### Written instruction
Pull every line holding the string "Cube" from the records below.

### Records for this task
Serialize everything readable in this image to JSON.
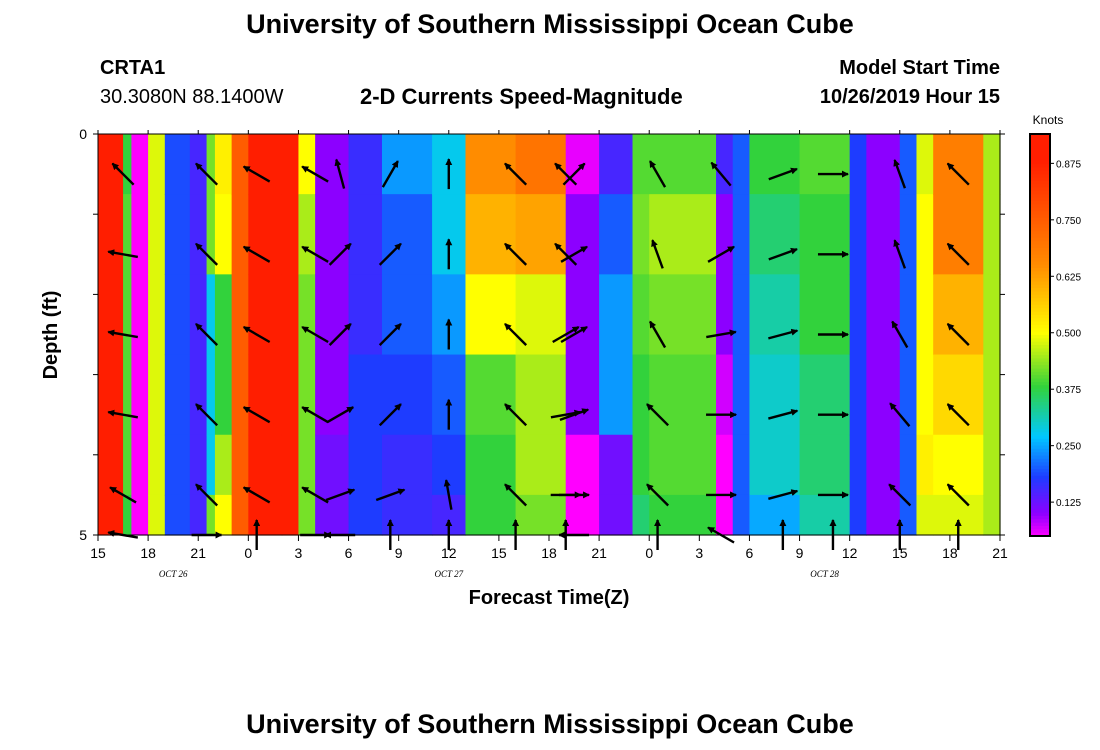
{
  "page": {
    "title": "University of Southern Mississippi Ocean Cube",
    "footer_title": "University of Southern Mississippi Ocean Cube",
    "station_id": "CRTA1",
    "station_coords": "30.3080N 88.1400W",
    "model_start_label": "Model Start Time",
    "model_start_value": "10/26/2019 Hour 15"
  },
  "chart_data": {
    "type": "heatmap",
    "title": "2-D Currents Speed-Magnitude",
    "xlabel": "Forecast Time(Z)",
    "ylabel": "Depth (ft)",
    "colorbar_label": "Knots",
    "colorbar_ticks": [
      "0.125",
      "0.250",
      "0.375",
      "0.500",
      "0.625",
      "0.750",
      "0.875"
    ],
    "colorbar_range": [
      0.05,
      0.94
    ],
    "colors": {
      "magenta": "#ff00ff",
      "violet": "#8c00ff",
      "blue": "#1e3cff",
      "cyan": "#00c8ff",
      "green": "#32d23c",
      "yellow": "#ffff00",
      "orange": "#ff8c00",
      "red": "#ff1e00"
    },
    "x_range_hours": [
      0,
      54
    ],
    "x_tick_labels": [
      "15",
      "18",
      "21",
      "0",
      "3",
      "6",
      "9",
      "12",
      "15",
      "18",
      "21",
      "0",
      "3",
      "6",
      "9",
      "12",
      "15",
      "18",
      "21"
    ],
    "date_labels": [
      {
        "text": "OCT 26",
        "hour": 4.5
      },
      {
        "text": "OCT 27",
        "hour": 21
      },
      {
        "text": "OCT 28",
        "hour": 43.5
      }
    ],
    "y_range_ft": [
      0,
      5
    ],
    "y_tick_labels": [
      "0",
      "5"
    ],
    "depth_rows_ft": [
      0.25,
      1.25,
      2.25,
      3.25,
      4.25,
      4.75
    ],
    "speed_columns": [
      {
        "hour": 0,
        "values": [
          0.9,
          0.9,
          0.9,
          0.9,
          0.9,
          0.9
        ]
      },
      {
        "hour": 1.5,
        "values": [
          0.38,
          0.4,
          0.4,
          0.4,
          0.4,
          0.38
        ]
      },
      {
        "hour": 2,
        "values": [
          0.05,
          0.05,
          0.05,
          0.05,
          0.05,
          0.05
        ]
      },
      {
        "hour": 3,
        "values": [
          0.48,
          0.48,
          0.48,
          0.48,
          0.48,
          0.48
        ]
      },
      {
        "hour": 4,
        "values": [
          0.19,
          0.19,
          0.19,
          0.19,
          0.19,
          0.19
        ]
      },
      {
        "hour": 5.5,
        "values": [
          0.15,
          0.15,
          0.15,
          0.15,
          0.15,
          0.15
        ]
      },
      {
        "hour": 6.5,
        "values": [
          0.42,
          0.42,
          0.28,
          0.28,
          0.28,
          0.42
        ]
      },
      {
        "hour": 7,
        "values": [
          0.52,
          0.5,
          0.38,
          0.38,
          0.45,
          0.5
        ]
      },
      {
        "hour": 8,
        "values": [
          0.75,
          0.75,
          0.75,
          0.75,
          0.75,
          0.75
        ]
      },
      {
        "hour": 9,
        "values": [
          0.9,
          0.9,
          0.9,
          0.9,
          0.9,
          0.9
        ]
      },
      {
        "hour": 11,
        "values": [
          0.88,
          0.88,
          0.88,
          0.88,
          0.88,
          0.88
        ]
      },
      {
        "hour": 12,
        "values": [
          0.5,
          0.45,
          0.42,
          0.42,
          0.42,
          0.42
        ]
      },
      {
        "hour": 13,
        "values": [
          0.1,
          0.1,
          0.1,
          0.1,
          0.12,
          0.12
        ]
      },
      {
        "hour": 15,
        "values": [
          0.16,
          0.16,
          0.16,
          0.18,
          0.18,
          0.18
        ]
      },
      {
        "hour": 17,
        "values": [
          0.24,
          0.2,
          0.2,
          0.18,
          0.16,
          0.16
        ]
      },
      {
        "hour": 20,
        "values": [
          0.28,
          0.28,
          0.24,
          0.2,
          0.18,
          0.15
        ]
      },
      {
        "hour": 22,
        "values": [
          0.65,
          0.6,
          0.5,
          0.4,
          0.38,
          0.38
        ]
      },
      {
        "hour": 25,
        "values": [
          0.7,
          0.62,
          0.48,
          0.45,
          0.45,
          0.42
        ]
      },
      {
        "hour": 28,
        "values": [
          0.06,
          0.1,
          0.1,
          0.1,
          0.05,
          0.05
        ]
      },
      {
        "hour": 30,
        "values": [
          0.15,
          0.2,
          0.24,
          0.24,
          0.12,
          0.12
        ]
      },
      {
        "hour": 32,
        "values": [
          0.4,
          0.42,
          0.4,
          0.38,
          0.38,
          0.35
        ]
      },
      {
        "hour": 33,
        "values": [
          0.4,
          0.45,
          0.42,
          0.4,
          0.4,
          0.38
        ]
      },
      {
        "hour": 37,
        "values": [
          0.15,
          0.1,
          0.1,
          0.07,
          0.05,
          0.05
        ]
      },
      {
        "hour": 38,
        "values": [
          0.2,
          0.2,
          0.2,
          0.2,
          0.2,
          0.2
        ]
      },
      {
        "hour": 39,
        "values": [
          0.38,
          0.35,
          0.32,
          0.3,
          0.3,
          0.25
        ]
      },
      {
        "hour": 42,
        "values": [
          0.4,
          0.38,
          0.38,
          0.35,
          0.35,
          0.32
        ]
      },
      {
        "hour": 45,
        "values": [
          0.18,
          0.18,
          0.18,
          0.18,
          0.18,
          0.18
        ]
      },
      {
        "hour": 46,
        "values": [
          0.1,
          0.1,
          0.1,
          0.1,
          0.1,
          0.1
        ]
      },
      {
        "hour": 48,
        "values": [
          0.2,
          0.2,
          0.2,
          0.2,
          0.2,
          0.2
        ]
      },
      {
        "hour": 49,
        "values": [
          0.48,
          0.5,
          0.5,
          0.5,
          0.52,
          0.48
        ]
      },
      {
        "hour": 50,
        "values": [
          0.68,
          0.68,
          0.6,
          0.55,
          0.5,
          0.48
        ]
      },
      {
        "hour": 53,
        "values": [
          0.45,
          0.45,
          0.45,
          0.45,
          0.45,
          0.45
        ]
      }
    ],
    "vector_rows_ft": [
      0.5,
      1.5,
      2.5,
      3.5,
      4.5,
      5.0
    ],
    "vector_columns": [
      {
        "hour": 1.5,
        "dirs": [
          315,
          280,
          280,
          280,
          300,
          280
        ]
      },
      {
        "hour": 6.5,
        "dirs": [
          315,
          315,
          315,
          315,
          315,
          90
        ]
      },
      {
        "hour": 9.5,
        "dirs": [
          300,
          300,
          300,
          300,
          300,
          0
        ]
      },
      {
        "hour": 13,
        "dirs": [
          300,
          300,
          300,
          300,
          300,
          90
        ]
      },
      {
        "hour": 14.5,
        "dirs": [
          345,
          45,
          45,
          60,
          70,
          270
        ]
      },
      {
        "hour": 17.5,
        "dirs": [
          30,
          45,
          45,
          45,
          70,
          0
        ]
      },
      {
        "hour": 21,
        "dirs": [
          0,
          0,
          0,
          0,
          350,
          0
        ]
      },
      {
        "hour": 25,
        "dirs": [
          315,
          315,
          315,
          315,
          315,
          0
        ]
      },
      {
        "hour": 28,
        "dirs": [
          315,
          315,
          60,
          80,
          90,
          0
        ]
      },
      {
        "hour": 28.5,
        "dirs": [
          45,
          60,
          60,
          70,
          90,
          270
        ]
      },
      {
        "hour": 33.5,
        "dirs": [
          330,
          340,
          330,
          315,
          315,
          0
        ]
      },
      {
        "hour": 37.3,
        "dirs": [
          320,
          60,
          80,
          90,
          90,
          300
        ]
      },
      {
        "hour": 41,
        "dirs": [
          70,
          70,
          75,
          75,
          75,
          0
        ]
      },
      {
        "hour": 44,
        "dirs": [
          90,
          90,
          90,
          90,
          90,
          0
        ]
      },
      {
        "hour": 48,
        "dirs": [
          340,
          340,
          330,
          320,
          315,
          0
        ]
      },
      {
        "hour": 51.5,
        "dirs": [
          315,
          315,
          315,
          315,
          315,
          0
        ]
      }
    ]
  }
}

### Task output
    "title": "University of Southern Mississippi Ocean Cube",
    "footer_title": "University of Southern Mississippi Ocean Cube",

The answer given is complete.